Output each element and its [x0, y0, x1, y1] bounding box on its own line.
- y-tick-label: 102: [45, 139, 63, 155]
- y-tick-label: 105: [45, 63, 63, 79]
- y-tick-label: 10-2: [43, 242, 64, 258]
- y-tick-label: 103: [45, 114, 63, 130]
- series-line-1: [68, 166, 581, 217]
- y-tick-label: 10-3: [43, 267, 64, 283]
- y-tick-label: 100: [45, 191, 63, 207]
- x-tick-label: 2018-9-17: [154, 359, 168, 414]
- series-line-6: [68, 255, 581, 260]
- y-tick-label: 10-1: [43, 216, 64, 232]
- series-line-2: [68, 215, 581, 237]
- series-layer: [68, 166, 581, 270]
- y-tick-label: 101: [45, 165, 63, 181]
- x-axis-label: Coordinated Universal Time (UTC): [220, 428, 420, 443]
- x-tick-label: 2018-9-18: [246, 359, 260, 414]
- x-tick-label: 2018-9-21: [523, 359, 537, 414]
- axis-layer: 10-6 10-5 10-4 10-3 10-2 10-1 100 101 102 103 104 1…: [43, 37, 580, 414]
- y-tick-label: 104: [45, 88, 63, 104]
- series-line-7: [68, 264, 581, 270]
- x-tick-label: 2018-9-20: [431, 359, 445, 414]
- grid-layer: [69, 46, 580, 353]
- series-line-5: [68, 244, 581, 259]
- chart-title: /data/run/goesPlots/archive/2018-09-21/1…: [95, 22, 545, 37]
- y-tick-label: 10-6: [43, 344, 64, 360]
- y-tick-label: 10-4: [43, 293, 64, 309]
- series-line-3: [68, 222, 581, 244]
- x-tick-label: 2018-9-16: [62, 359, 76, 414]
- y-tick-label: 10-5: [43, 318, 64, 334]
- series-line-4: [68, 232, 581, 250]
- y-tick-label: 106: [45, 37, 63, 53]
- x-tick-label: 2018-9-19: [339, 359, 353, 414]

--------------------------------------------------

> Exercise directions
Rewrite the entries above with each "x-tick-label" changed to "x-axis-tick", keeping everything else the same.

> Answer for this exercise
Output each element and its [x0, y0, x1, y1] bounding box on its own line.
- y-tick-label: 102: [45, 139, 63, 155]
- y-tick-label: 105: [45, 63, 63, 79]
- y-tick-label: 10-2: [43, 242, 64, 258]
- y-tick-label: 103: [45, 114, 63, 130]
- series-line-1: [68, 166, 581, 217]
- y-tick-label: 10-3: [43, 267, 64, 283]
- y-tick-label: 100: [45, 191, 63, 207]
- x-axis-tick: 2018-9-17: [154, 359, 168, 414]
- series-line-6: [68, 255, 581, 260]
- y-tick-label: 10-1: [43, 216, 64, 232]
- series-line-2: [68, 215, 581, 237]
- series-layer: [68, 166, 581, 270]
- y-tick-label: 101: [45, 165, 63, 181]
- x-axis-label: Coordinated Universal Time (UTC): [220, 428, 420, 443]
- x-axis-tick: 2018-9-18: [246, 359, 260, 414]
- x-axis-tick: 2018-9-21: [523, 359, 537, 414]
- axis-layer: 10-6 10-5 10-4 10-3 10-2 10-1 100 101 102 103 104 1…: [43, 37, 580, 414]
- y-tick-label: 104: [45, 88, 63, 104]
- series-line-7: [68, 264, 581, 270]
- x-axis-tick: 2018-9-20: [431, 359, 445, 414]
- grid-layer: [69, 46, 580, 353]
- series-line-5: [68, 244, 581, 259]
- chart-title: /data/run/goesPlots/archive/2018-09-21/1…: [95, 22, 545, 37]
- y-tick-label: 10-6: [43, 344, 64, 360]
- y-tick-label: 10-4: [43, 293, 64, 309]
- series-line-3: [68, 222, 581, 244]
- x-axis-tick: 2018-9-16: [62, 359, 76, 414]
- y-tick-label: 10-5: [43, 318, 64, 334]
- series-line-4: [68, 232, 581, 250]
- y-tick-label: 106: [45, 37, 63, 53]
- x-axis-tick: 2018-9-19: [339, 359, 353, 414]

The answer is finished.